Stated exercise |
Reproduce the data below with every instance of "Land Use Suitability" replaced by "Site Suitability", keeping everything else unchanged. Omit the pictures from your answer.

Data for this exercise |
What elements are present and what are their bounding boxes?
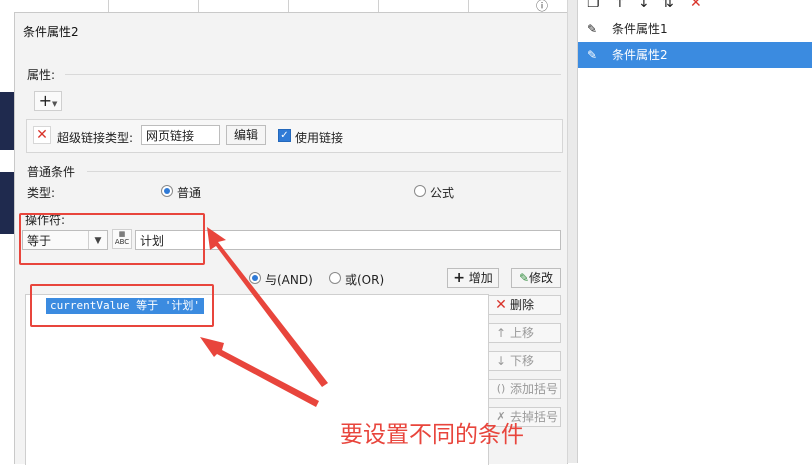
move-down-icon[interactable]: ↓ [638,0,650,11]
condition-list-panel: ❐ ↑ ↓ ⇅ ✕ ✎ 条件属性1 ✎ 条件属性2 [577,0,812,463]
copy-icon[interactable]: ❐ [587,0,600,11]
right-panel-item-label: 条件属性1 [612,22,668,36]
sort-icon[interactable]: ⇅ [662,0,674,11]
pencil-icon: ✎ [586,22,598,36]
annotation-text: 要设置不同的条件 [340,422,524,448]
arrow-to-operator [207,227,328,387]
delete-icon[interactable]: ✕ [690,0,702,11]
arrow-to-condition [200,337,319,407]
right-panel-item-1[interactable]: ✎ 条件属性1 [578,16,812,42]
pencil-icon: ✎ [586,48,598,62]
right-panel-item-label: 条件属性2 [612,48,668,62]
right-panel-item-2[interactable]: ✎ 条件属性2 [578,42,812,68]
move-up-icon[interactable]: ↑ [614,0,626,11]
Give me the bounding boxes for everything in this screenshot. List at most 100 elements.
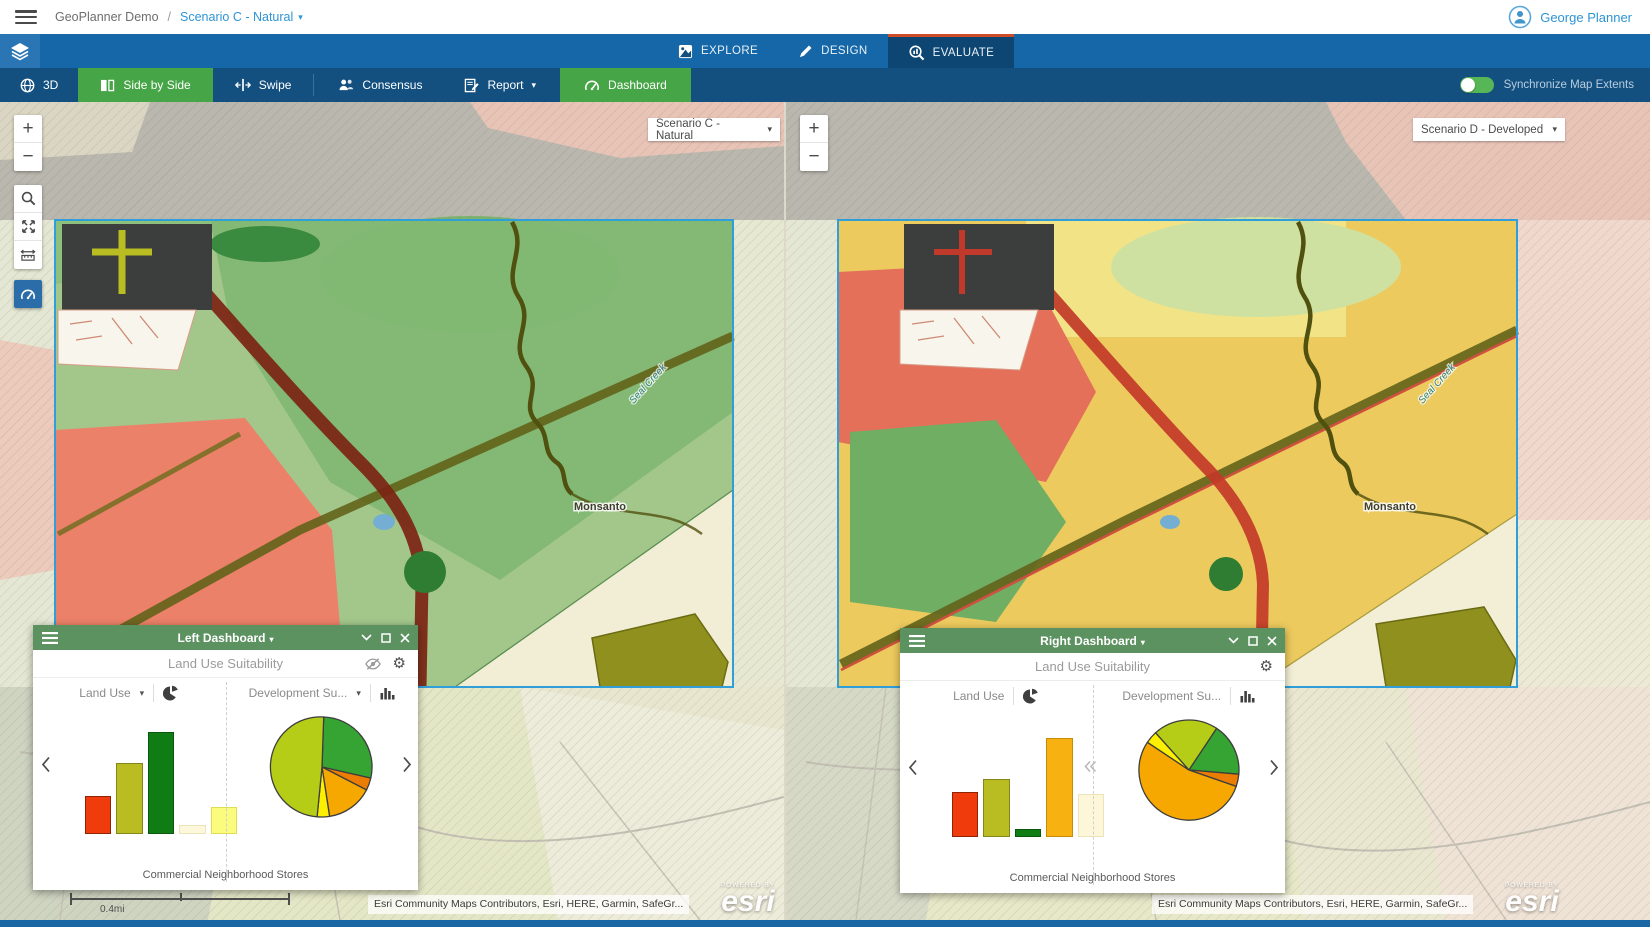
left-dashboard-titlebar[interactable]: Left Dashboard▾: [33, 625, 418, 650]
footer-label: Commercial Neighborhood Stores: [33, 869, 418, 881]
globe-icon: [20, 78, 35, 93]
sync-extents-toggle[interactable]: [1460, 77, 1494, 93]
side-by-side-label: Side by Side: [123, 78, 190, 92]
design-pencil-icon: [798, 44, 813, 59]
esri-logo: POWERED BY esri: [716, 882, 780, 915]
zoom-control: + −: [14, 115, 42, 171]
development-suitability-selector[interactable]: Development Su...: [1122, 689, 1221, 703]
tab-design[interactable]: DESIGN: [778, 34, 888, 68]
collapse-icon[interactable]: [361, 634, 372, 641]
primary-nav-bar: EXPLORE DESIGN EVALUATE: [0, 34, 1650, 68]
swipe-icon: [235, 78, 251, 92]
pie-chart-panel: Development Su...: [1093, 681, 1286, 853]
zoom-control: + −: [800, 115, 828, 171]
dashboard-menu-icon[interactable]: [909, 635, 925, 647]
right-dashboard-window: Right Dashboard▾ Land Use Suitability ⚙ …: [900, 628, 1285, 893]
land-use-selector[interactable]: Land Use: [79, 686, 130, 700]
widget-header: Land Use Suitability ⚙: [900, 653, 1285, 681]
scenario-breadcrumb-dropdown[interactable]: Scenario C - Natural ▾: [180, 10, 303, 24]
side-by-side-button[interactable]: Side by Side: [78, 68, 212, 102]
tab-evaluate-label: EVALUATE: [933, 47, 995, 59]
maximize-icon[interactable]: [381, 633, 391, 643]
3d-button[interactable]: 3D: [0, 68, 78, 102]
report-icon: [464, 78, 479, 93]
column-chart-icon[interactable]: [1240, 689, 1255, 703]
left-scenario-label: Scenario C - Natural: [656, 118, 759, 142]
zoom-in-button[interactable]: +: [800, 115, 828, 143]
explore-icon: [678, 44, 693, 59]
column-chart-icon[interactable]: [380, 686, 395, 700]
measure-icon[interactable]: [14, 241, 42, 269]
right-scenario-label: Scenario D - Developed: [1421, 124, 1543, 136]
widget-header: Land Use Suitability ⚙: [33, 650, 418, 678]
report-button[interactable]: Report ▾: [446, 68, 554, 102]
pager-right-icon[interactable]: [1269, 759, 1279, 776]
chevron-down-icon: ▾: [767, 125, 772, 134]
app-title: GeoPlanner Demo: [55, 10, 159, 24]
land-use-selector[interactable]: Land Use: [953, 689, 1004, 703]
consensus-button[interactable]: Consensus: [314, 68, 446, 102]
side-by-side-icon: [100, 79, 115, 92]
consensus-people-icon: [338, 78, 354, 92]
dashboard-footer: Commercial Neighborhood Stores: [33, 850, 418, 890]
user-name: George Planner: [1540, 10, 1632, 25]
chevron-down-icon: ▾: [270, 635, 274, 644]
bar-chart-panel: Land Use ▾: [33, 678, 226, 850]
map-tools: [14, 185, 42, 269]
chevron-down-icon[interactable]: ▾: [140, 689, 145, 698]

Task solution |
What elements are present and what are their bounding boxes?
move-down-icon[interactable]: ↓ [638,0,650,11]
condition-list-panel: ❐ ↑ ↓ ⇅ ✕ ✎ 条件属性1 ✎ 条件属性2 [577,0,812,463]
copy-icon[interactable]: ❐ [587,0,600,11]
right-panel-item-label: 条件属性1 [612,22,668,36]
sort-icon[interactable]: ⇅ [662,0,674,11]
pencil-icon: ✎ [586,22,598,36]
annotation-text: 要设置不同的条件 [340,422,524,448]
arrow-to-operator [207,227,328,387]
delete-icon[interactable]: ✕ [690,0,702,11]
arrow-to-condition [200,337,319,407]
right-panel-item-1[interactable]: ✎ 条件属性1 [578,16,812,42]
pencil-icon: ✎ [586,48,598,62]
right-panel-item-label: 条件属性2 [612,48,668,62]
right-panel-item-2[interactable]: ✎ 条件属性2 [578,42,812,68]
move-up-icon[interactable]: ↑ [614,0,626,11]
Give me the bounding boxes for everything in this screenshot. List at most 100 elements.
left-dashboard-titlebar[interactable]: Left Dashboard▾: [33, 625, 418, 650]
footer-label: Commercial Neighborhood Stores: [33, 869, 418, 881]
globe-icon: [20, 78, 35, 93]
sync-extents-toggle[interactable]: [1460, 77, 1494, 93]
side-by-side-label: Side by Side: [123, 78, 190, 92]
design-pencil-icon: [798, 44, 813, 59]
esri-logo: POWERED BY esri: [716, 882, 780, 915]
zoom-control: + −: [14, 115, 42, 171]
development-suitability-selector[interactable]: Development Su...: [1122, 689, 1221, 703]
tab-design[interactable]: DESIGN: [778, 34, 888, 68]
collapse-icon[interactable]: [361, 634, 372, 641]
primary-nav-bar: EXPLORE DESIGN EVALUATE: [0, 34, 1650, 68]
swipe-icon: [235, 78, 251, 92]
pie-chart-panel: Development Su...: [1093, 681, 1286, 853]
zoom-control: + −: [800, 115, 828, 171]
dashboard-menu-icon[interactable]: [909, 635, 925, 647]
right-dashboard-window: Right Dashboard▾ Site Suitability ⚙ …: [900, 628, 1285, 893]
land-use-selector[interactable]: Land Use: [79, 686, 130, 700]
widget-header: Site Suitability ⚙: [900, 653, 1285, 681]
scenario-breadcrumb-dropdown[interactable]: Scenario C - Natural ▾: [180, 10, 303, 24]
side-by-side-button[interactable]: Side by Side: [78, 68, 212, 102]
tab-evaluate-label: EVALUATE: [933, 47, 995, 59]
maximize-icon[interactable]: [381, 633, 391, 643]
3d-button[interactable]: 3D: [0, 68, 78, 102]
report-icon: [464, 78, 479, 93]
column-chart-icon[interactable]: [1240, 689, 1255, 703]
left-scenario-label: Scenario C - Natural: [656, 118, 759, 142]
zoom-in-button[interactable]: +: [800, 115, 828, 143]
explore-icon: [678, 44, 693, 59]
column-chart-icon[interactable]: [380, 686, 395, 700]
measure-icon[interactable]: [14, 241, 42, 269]
right-scenario-label: Scenario D - Developed: [1421, 124, 1543, 136]
widget-header: Site Suitability ⚙: [33, 650, 418, 678]
report-button[interactable]: Report ▾: [446, 68, 554, 102]
pager-right-icon[interactable]: [1269, 759, 1279, 776]
chevron-down-icon: ▾: [767, 125, 772, 134]
app-title: GeoPlanner Demo: [55, 10, 159, 24]
land-use-selector[interactable]: Land Use: [953, 689, 1004, 703]
consensus-button[interactable]: Consensus: [314, 68, 446, 102]
side-by-side-icon: [100, 79, 115, 92]
consensus-people-icon: [338, 78, 354, 92]
dashboard-footer: Commercial Neighborhood Stores: [33, 850, 418, 890]
user-name: George Planner: [1540, 10, 1632, 25]
chevron-down-icon: ▾: [270, 635, 274, 644]
bar-chart-panel: Land Use ▾: [33, 678, 226, 850]
map-tools: [14, 185, 42, 269]
chevron-down-icon[interactable]: ▾: [140, 689, 145, 698]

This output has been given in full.